-- Start Quoted passage --

Below are the specifications of two systems I used to reproduce the issue:

os:           Ubuntu 20.04.6 LTS x86_6
cpu:          AMD Ryzen 9 5950X
gpu:          NVIDIA RTX A5000
cuda driver:  550.54.15
cuda version: 12.4
python:       3.8.10
torch:        2.3.0
triton:       2.3.0

os:           Ubuntu 22.04.4 LTS
cpu:          AMD EPYC 7742
gpu:          NVIDIA A100-SXM4-40GB
cuda driver:  535.161.08
cuda version: 12.2
python:       3.9.15
torch:        2.3.0
triton:       2.3.0

### Tasks

It seems making the data loaders persistant is not sufficient to prevent segmentation faults with more complex setups. I will keep trying to isolate the issue.

The slightly modified code below mimics a typical setup where two DataLoaders are used to cover a training dataset and a testing dataset. Even with enable_persistance=True, the code crashes when the testing DataLoader is reached.

class DatasetDummy(torch.utils.data.Dataset):
    def __init__(
        self,
        dataset_partition,
    ):
        super().__init__()
        self.dataset_dimensionality = 8192
        self.dataset_size = 128
        self.dataset_generator = torch.Generator()
        self.dataset_partition = dataset_partition

    def __getitem__(self, index):
        if self.dataset_partition:
            self.dataset_generator.manual_seed(index)
        else:
            self.dataset_generator.manual_seed(-1 - index)

        sample_source = torch.randn(
            (self.dataset_dimensionality,), generator=self.dataset_generator
        )
        sample_target = torch.randn(
            (self.dataset_dimensionality,), generator=self.dataset_generator
        )

        return sample_source, sample_target

    def __len__(self):
        return self.dataset_size

if __name__ == "__main__":
    enable_multiprocessing = True
    enable_persistance = True
    enable_triton = True

    dataset_train = DatasetDummy(
        True
    )
    dataset_test = DatasetDummy(
        False
    )

    loader_train = torch.utils.data.DataLoader(
        dataset_train,
        batch_size=16,
        num_workers=1 if enable_multiprocessing else 0,
        persistent_workers=enable_persistance if enable_multiprocessing else None,
    )
    loader_test = torch.utils.data.DataLoader(
        dataset_test,
        batch_size=16,
        num_workers=1 if enable_multiprocessing else 0,
        persistent_workers=enable_persistance if enable_multiprocessing else None,
    )

    for epoch in range(16):
        print(f"Epoch: {epoch:>3}")

        print(f"Train...")
        for batch_index, batch in enumerate(loader_train):
            print(f"Batch: {batch_index:>3}")
            batch_source, batch_target = batch

            if enable_triton:
                batch_add = add(
                    batch_source.cuda(),
                    batch_target.cuda(),
                )
            else:
                batch_add = batch_source.cuda() + batch_target.cuda()

        print(f"Test...")
        for batch_index, batch in enumerate(loader_test):
            print(f"Batch: {batch_index:>3}")
            batch_source, batch_target = batch

            if enable_triton:
                batch_add = add(
                    batch_source.cuda(),
                    batch_target.cuda(),
                )

-- End Quoted passage --
-- Start Extracted entries --

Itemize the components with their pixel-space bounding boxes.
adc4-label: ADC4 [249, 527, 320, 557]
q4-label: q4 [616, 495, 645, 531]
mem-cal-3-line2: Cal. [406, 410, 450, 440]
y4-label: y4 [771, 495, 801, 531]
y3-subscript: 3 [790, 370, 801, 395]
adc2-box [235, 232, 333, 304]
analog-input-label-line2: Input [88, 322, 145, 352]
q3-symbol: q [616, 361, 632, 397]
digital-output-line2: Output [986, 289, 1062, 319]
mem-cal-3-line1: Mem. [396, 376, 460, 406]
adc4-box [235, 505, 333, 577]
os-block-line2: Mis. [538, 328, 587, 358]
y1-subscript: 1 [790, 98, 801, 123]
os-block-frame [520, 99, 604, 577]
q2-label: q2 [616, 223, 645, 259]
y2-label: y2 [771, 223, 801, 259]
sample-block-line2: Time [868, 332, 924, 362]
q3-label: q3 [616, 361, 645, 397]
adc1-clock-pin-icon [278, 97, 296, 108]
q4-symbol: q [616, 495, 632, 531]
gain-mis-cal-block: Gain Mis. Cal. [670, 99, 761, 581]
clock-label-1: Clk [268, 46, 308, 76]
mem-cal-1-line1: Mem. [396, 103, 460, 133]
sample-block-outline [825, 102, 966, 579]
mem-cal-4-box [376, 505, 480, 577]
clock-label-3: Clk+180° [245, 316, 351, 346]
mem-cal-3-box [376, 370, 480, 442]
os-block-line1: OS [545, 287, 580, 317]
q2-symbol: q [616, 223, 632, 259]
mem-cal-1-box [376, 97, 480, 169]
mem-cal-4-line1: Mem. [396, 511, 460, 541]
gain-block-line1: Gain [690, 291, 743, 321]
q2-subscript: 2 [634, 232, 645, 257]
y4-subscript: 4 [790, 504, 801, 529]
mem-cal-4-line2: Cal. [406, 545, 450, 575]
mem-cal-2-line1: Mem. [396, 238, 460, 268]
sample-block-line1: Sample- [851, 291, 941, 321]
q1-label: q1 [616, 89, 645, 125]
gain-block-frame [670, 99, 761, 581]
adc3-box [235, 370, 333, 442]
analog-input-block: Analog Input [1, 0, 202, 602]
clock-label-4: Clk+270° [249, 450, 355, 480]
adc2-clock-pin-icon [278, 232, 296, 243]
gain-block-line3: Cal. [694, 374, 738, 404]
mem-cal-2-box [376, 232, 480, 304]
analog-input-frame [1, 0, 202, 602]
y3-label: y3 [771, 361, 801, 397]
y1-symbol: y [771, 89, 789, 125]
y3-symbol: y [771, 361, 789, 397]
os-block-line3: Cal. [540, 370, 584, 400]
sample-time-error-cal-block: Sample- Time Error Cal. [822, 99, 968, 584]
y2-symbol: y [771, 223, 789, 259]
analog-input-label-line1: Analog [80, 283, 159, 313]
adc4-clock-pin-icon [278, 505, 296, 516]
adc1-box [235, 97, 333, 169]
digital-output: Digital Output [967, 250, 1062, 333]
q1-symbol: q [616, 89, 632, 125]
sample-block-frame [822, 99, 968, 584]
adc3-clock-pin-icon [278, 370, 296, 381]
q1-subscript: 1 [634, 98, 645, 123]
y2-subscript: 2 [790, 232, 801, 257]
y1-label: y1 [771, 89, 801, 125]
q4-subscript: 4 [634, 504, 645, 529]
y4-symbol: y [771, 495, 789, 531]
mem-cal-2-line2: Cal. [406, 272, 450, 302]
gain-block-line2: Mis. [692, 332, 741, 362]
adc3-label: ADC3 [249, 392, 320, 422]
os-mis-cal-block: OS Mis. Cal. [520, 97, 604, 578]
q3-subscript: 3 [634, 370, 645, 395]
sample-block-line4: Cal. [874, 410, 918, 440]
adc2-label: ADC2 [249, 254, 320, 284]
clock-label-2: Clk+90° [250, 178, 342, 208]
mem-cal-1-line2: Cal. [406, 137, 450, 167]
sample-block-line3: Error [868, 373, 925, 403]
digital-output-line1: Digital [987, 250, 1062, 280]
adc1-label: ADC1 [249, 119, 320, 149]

-- End Extracted entries --

Set task 1
List the eight fields that the segmentation fault report gives for each of the two systems.
Set task 2
For each statement, say whether it agrees with the segmentation fault report, and quote the words that decide it.
(a) The system with the NVIDIA A100-SXM4-40GB uses CUDA version 12.4.
(b) Each dummy dataset holds 128 samples.
(c) The code crashes when the training DataLoader is reached.
Set task 3
In the segmentation fault report, which CPU does the system running Ubuntu 22.04.4 LTS have?

Exercise result 1
os, cpu, gpu, cuda driver, cuda version, python, torch, triton

Exercise result 2
(a) No: "cuda version: 12.2"
(b) Yes: "self.dataset_size = 128"
(c) No: "the code crashes when the testing DataLoader is reached"

Exercise result 3
AMD EPYC 7742